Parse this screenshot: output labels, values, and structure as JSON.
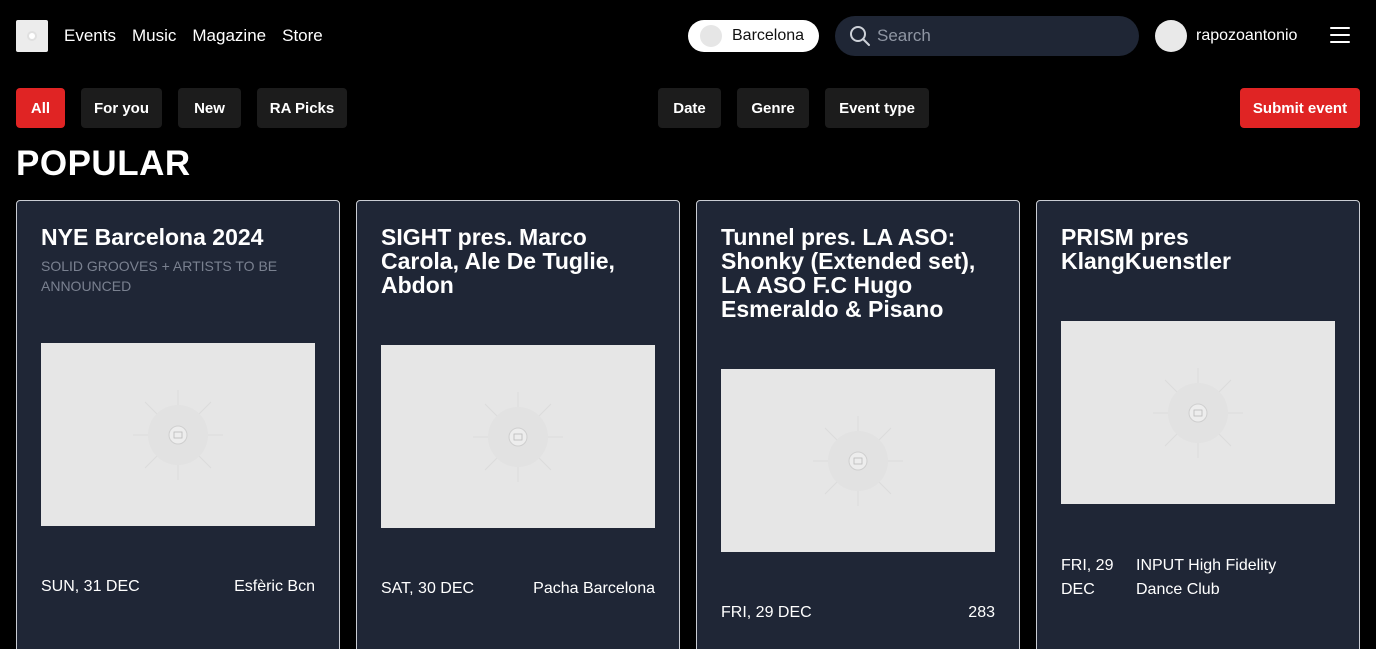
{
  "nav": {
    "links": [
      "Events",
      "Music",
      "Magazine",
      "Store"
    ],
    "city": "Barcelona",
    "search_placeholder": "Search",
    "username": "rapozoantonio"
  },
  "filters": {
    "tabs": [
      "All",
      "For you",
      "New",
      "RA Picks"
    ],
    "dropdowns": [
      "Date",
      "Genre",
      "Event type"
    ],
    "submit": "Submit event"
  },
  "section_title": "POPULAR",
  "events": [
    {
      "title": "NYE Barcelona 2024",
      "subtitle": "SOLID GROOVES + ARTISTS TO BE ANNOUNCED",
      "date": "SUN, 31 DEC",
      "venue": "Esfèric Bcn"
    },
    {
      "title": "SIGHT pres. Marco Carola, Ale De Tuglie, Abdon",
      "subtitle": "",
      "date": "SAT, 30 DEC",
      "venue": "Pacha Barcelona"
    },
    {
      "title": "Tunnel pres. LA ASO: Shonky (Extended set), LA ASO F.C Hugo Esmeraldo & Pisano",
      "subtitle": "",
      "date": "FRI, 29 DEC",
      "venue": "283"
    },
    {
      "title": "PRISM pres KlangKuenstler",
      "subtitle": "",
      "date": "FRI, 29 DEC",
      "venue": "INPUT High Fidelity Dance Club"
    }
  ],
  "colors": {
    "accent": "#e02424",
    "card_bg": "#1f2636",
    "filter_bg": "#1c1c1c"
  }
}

......

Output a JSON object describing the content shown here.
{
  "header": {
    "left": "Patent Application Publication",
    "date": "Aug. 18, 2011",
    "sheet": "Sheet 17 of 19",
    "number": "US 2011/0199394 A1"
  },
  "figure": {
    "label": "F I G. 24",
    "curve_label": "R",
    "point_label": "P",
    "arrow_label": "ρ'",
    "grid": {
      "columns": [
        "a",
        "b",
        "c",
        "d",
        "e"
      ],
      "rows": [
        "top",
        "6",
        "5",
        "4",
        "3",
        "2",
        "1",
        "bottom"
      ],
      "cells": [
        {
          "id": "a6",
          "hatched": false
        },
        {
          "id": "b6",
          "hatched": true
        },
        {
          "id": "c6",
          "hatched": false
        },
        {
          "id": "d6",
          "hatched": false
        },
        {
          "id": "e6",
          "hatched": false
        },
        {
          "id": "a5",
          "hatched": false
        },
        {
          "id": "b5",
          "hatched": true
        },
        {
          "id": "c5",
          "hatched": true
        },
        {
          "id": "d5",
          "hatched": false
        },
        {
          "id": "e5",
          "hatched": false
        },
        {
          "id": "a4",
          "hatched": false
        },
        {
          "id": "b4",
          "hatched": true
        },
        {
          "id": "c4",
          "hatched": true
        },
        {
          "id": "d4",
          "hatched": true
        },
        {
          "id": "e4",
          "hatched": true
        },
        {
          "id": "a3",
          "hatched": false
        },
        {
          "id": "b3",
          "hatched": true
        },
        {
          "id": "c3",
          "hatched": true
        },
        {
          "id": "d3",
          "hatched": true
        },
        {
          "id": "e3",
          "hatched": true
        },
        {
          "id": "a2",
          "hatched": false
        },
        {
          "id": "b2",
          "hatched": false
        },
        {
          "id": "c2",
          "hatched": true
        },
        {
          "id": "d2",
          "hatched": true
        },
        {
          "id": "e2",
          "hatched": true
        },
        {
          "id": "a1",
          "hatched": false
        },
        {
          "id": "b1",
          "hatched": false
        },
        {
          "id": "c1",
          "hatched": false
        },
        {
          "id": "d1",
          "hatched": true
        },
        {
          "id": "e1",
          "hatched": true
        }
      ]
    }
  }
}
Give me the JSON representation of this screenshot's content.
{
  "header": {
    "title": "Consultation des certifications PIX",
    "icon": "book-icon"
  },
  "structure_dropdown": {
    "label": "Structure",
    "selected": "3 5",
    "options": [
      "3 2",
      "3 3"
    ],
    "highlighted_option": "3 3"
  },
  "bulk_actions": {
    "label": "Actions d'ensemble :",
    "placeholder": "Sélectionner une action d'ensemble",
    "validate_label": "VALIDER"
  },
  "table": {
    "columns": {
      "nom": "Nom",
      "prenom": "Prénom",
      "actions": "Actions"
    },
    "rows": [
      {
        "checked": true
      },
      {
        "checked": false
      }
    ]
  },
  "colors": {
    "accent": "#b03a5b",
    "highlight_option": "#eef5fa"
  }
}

......

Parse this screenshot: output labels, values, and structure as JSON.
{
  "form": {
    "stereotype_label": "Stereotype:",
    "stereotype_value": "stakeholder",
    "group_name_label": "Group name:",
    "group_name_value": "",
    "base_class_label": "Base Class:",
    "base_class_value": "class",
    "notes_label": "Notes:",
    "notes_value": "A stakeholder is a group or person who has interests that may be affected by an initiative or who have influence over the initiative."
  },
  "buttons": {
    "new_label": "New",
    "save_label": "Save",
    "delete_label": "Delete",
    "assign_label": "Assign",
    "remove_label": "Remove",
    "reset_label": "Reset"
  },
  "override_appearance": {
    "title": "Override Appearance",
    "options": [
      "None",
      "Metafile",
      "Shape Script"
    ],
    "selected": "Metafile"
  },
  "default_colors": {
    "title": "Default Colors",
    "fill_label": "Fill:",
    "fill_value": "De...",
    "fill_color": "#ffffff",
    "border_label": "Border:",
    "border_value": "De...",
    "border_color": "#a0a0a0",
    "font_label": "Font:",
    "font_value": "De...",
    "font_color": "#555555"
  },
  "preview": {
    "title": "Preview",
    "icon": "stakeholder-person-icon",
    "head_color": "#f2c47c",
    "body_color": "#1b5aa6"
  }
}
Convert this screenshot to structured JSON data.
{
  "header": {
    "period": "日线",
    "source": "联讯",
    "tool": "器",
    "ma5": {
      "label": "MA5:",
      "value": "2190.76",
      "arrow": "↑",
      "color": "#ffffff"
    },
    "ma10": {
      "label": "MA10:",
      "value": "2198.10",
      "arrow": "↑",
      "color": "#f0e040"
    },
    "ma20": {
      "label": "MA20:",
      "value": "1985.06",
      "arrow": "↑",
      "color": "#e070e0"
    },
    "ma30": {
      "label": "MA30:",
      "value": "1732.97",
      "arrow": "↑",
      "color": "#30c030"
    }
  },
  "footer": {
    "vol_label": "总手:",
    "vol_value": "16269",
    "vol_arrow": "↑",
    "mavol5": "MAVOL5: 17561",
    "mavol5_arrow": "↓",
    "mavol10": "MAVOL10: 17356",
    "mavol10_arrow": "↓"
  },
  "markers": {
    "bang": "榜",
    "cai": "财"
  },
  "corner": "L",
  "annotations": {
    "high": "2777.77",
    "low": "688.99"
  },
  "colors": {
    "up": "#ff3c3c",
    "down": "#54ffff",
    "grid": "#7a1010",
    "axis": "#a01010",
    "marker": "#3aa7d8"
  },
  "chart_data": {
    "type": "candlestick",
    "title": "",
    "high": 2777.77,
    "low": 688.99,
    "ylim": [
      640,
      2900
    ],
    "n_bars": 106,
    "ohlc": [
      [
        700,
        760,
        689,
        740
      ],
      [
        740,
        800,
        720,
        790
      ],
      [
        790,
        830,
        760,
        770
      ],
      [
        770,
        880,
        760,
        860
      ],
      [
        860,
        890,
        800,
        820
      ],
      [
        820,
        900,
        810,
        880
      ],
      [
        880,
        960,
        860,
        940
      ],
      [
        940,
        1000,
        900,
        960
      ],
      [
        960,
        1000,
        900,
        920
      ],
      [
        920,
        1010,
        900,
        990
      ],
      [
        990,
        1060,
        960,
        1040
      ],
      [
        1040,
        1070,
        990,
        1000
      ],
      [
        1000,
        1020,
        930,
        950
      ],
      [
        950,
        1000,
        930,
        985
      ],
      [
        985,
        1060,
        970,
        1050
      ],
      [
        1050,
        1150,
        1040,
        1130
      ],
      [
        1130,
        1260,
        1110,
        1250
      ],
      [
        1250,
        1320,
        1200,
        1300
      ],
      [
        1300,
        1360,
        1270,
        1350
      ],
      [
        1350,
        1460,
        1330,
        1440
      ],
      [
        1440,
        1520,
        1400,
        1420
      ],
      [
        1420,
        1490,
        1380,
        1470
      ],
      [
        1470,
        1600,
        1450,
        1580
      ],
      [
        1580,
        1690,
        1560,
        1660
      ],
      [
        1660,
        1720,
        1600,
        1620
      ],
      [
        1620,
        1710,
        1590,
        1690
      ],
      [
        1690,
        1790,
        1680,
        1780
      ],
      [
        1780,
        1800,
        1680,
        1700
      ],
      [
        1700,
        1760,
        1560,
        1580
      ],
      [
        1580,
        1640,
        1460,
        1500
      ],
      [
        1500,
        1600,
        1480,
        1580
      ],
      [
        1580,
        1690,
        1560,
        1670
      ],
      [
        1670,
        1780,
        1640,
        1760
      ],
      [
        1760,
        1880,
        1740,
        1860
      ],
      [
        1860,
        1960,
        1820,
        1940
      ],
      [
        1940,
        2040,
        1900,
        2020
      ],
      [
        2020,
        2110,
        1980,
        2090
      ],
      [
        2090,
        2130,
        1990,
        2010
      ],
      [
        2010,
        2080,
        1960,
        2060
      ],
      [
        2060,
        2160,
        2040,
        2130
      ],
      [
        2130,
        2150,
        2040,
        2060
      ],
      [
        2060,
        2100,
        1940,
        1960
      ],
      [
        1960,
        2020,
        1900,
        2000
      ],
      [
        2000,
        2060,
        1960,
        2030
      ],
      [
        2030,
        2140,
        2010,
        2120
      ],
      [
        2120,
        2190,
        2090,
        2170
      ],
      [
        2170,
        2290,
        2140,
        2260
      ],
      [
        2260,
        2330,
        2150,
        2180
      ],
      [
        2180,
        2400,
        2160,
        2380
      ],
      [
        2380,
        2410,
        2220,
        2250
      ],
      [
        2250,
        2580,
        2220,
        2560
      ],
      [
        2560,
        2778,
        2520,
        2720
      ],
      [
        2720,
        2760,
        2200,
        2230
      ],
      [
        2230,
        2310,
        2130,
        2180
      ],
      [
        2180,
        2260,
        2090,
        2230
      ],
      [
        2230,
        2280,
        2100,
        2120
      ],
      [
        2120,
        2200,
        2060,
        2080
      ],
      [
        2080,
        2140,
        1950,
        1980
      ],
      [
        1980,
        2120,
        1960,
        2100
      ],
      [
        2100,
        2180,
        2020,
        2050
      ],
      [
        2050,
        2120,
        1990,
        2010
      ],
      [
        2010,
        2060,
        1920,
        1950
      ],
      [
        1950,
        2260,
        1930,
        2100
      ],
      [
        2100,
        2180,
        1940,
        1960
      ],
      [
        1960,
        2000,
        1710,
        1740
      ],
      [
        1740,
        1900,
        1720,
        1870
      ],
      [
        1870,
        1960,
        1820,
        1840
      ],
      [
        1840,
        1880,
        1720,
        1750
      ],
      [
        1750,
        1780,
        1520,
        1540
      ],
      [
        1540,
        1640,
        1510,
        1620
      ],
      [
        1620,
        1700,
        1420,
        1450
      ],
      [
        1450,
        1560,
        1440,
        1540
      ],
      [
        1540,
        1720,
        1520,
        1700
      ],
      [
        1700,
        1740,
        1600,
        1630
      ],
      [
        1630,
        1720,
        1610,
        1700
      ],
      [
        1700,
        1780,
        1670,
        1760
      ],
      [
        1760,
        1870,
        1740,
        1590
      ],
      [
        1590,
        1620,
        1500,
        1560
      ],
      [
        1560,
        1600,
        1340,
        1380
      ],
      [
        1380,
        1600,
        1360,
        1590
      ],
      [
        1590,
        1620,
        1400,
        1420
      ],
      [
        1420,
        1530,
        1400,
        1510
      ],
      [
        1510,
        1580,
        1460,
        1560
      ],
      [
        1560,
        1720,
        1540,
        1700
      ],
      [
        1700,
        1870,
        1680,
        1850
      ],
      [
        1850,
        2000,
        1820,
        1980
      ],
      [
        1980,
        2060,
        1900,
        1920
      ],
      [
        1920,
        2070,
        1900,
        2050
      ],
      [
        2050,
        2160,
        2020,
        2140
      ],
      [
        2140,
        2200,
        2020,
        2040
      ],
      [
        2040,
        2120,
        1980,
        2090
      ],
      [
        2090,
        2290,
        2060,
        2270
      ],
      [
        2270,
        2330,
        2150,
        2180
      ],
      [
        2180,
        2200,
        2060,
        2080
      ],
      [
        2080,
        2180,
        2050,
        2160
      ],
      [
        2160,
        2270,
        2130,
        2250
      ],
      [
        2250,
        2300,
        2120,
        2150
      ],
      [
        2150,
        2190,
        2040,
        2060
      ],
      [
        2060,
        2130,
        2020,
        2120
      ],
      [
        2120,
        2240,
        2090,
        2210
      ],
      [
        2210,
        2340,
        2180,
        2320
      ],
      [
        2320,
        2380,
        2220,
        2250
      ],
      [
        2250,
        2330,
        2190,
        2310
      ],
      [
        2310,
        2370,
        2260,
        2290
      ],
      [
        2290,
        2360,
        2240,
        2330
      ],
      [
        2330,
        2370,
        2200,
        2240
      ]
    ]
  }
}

......

*Problem description*: Report the number of lines holding the string "this", without any other words.

*Finished exercise*: 4